Requirement >> Would you count the lines in the entries below that contain "Sunitha"? Reply with the number only.

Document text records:
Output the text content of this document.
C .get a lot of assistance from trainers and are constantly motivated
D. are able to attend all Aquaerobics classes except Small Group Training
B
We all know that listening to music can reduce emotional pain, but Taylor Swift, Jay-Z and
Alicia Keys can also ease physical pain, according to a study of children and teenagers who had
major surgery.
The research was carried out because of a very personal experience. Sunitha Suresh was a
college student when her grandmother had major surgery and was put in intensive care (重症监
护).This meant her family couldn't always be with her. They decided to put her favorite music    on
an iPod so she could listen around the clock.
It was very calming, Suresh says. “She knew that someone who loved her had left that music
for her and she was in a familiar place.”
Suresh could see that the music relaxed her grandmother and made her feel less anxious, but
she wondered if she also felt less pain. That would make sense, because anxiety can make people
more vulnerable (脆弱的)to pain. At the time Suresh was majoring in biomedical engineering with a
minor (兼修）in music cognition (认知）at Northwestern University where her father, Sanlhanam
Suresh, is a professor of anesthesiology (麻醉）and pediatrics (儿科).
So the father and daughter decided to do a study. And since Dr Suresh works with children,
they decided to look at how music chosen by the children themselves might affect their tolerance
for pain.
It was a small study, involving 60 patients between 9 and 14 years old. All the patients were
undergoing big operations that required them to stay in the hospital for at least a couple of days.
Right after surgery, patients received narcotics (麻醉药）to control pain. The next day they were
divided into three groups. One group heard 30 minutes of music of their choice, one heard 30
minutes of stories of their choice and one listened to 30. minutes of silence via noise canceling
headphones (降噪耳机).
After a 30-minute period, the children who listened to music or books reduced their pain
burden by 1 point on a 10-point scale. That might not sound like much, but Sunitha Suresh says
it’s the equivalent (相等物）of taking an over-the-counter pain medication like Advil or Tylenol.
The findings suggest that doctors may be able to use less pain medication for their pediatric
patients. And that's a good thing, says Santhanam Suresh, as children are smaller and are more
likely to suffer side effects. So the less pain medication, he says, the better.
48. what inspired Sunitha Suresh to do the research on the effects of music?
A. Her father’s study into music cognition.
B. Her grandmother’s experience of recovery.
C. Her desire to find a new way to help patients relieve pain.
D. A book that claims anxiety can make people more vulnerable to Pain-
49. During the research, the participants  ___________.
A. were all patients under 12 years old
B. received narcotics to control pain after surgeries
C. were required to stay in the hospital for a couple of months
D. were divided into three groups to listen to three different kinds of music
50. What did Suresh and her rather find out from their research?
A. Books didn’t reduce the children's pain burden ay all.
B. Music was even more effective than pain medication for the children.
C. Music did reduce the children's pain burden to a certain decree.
---
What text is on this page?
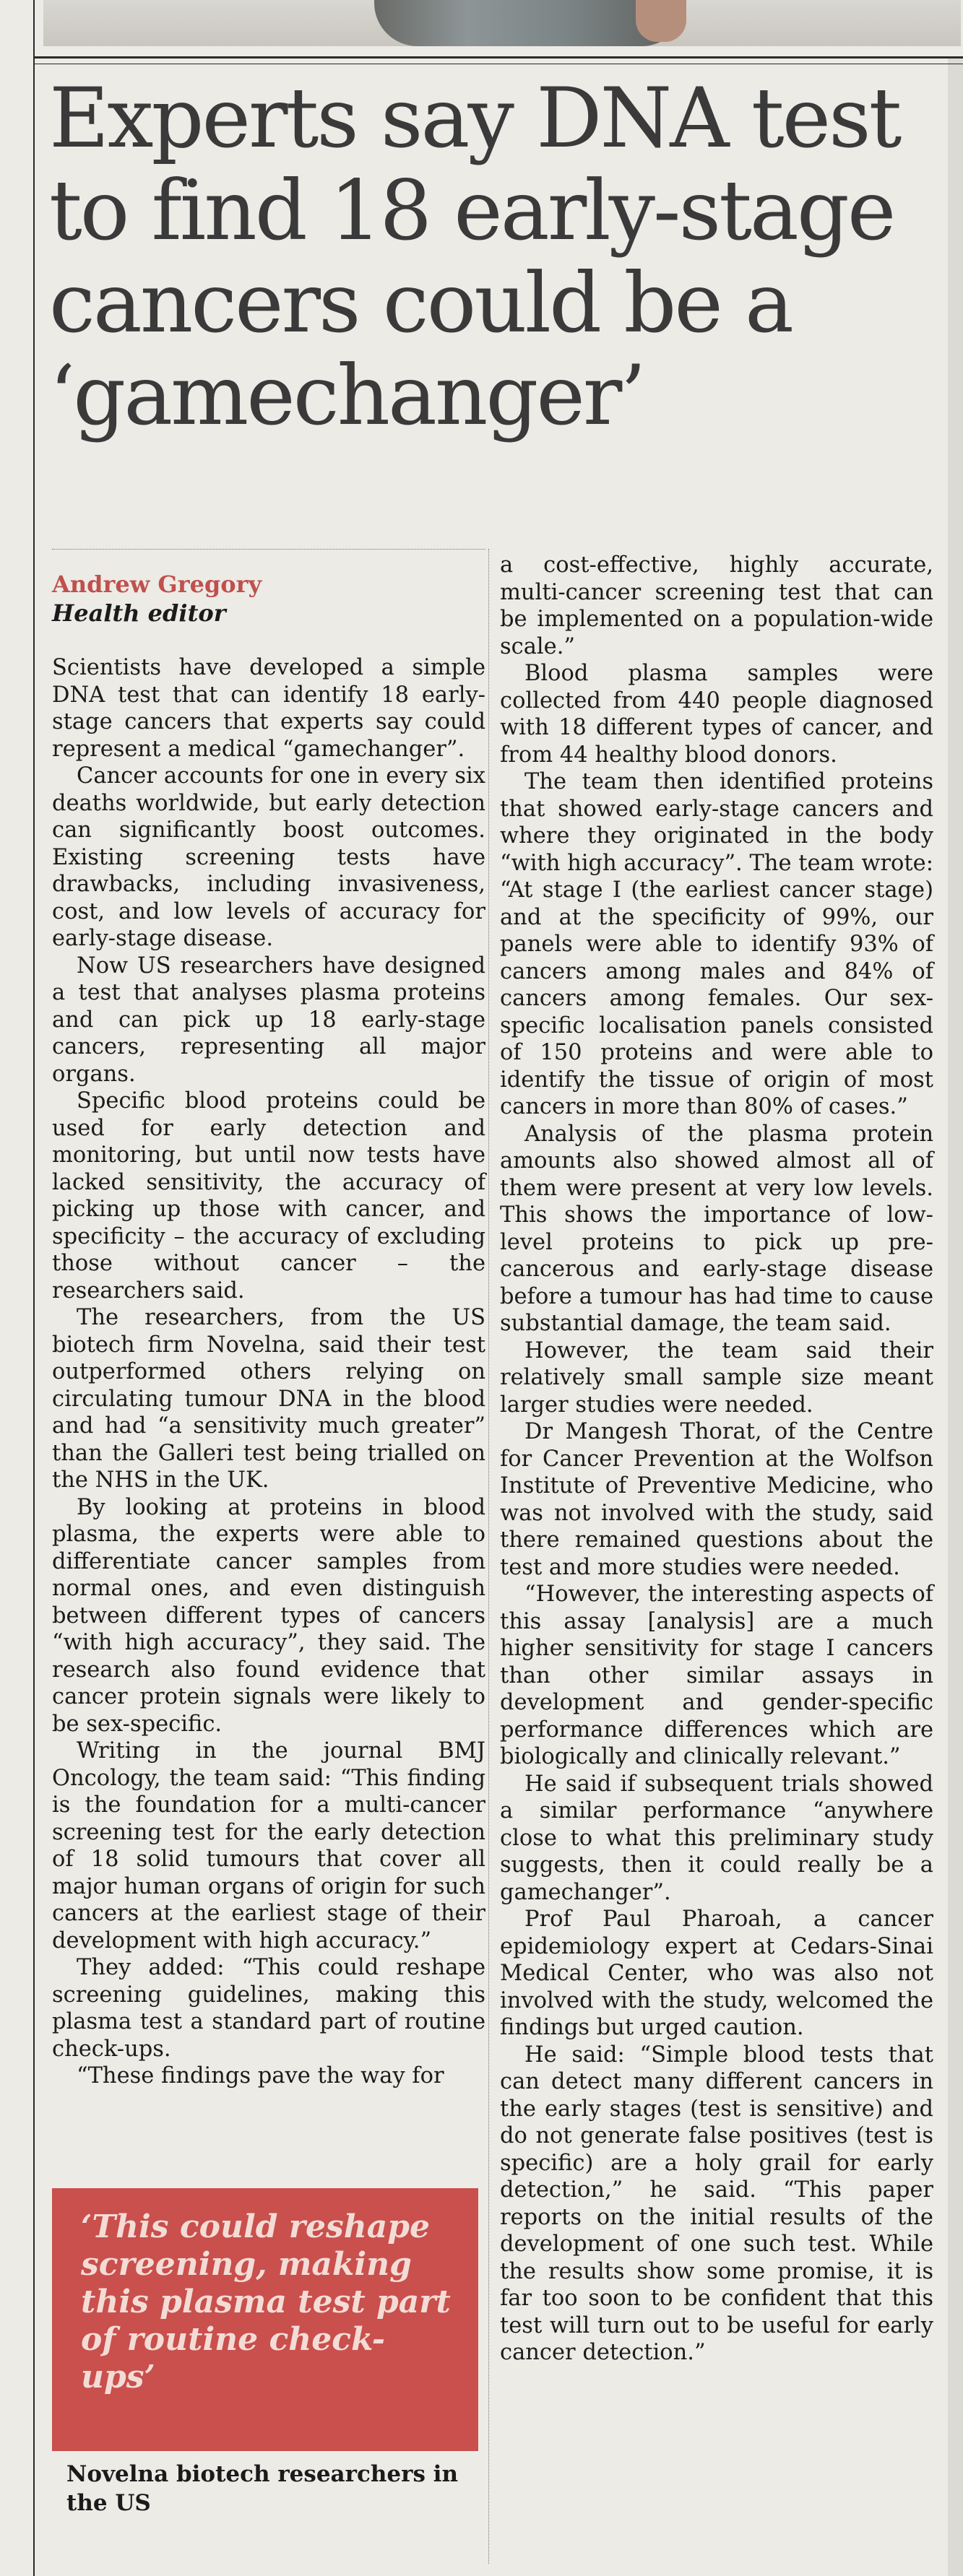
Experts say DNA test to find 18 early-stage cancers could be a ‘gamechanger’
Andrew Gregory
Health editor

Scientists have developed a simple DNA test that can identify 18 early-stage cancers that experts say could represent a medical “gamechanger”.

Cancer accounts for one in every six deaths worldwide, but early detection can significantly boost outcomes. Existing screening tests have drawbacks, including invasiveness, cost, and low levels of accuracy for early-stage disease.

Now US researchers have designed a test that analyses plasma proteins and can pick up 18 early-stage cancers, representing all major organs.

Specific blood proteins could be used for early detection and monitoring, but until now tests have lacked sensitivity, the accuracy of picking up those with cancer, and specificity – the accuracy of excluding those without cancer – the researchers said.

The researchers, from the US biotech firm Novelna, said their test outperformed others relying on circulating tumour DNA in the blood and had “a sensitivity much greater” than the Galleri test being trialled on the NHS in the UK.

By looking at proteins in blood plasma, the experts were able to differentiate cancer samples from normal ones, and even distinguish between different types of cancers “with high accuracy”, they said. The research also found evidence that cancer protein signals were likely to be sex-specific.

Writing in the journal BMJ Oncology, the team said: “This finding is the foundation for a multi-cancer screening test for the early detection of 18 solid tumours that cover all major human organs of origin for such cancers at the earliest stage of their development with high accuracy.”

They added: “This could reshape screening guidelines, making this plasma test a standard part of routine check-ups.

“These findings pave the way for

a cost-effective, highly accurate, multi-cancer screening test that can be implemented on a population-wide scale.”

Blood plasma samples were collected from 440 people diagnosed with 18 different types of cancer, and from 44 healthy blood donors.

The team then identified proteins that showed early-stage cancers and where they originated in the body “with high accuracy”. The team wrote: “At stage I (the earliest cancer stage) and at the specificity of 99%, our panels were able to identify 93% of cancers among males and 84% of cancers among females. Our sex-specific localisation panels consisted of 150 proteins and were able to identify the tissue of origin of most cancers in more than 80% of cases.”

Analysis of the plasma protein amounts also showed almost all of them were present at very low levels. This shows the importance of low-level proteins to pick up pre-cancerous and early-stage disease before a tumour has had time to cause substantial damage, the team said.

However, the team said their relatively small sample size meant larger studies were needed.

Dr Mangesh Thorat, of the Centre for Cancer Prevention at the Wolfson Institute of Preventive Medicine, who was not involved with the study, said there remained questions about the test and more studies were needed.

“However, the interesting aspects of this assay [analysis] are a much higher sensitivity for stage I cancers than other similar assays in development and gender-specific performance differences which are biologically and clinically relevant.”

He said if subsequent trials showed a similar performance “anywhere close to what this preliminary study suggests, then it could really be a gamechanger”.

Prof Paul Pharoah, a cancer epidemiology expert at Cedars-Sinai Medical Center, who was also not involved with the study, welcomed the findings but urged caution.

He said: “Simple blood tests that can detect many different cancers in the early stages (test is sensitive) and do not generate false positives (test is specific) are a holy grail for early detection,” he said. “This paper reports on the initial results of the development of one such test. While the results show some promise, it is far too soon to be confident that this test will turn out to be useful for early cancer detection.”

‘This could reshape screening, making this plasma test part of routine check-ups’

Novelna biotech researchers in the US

Written answer >> 3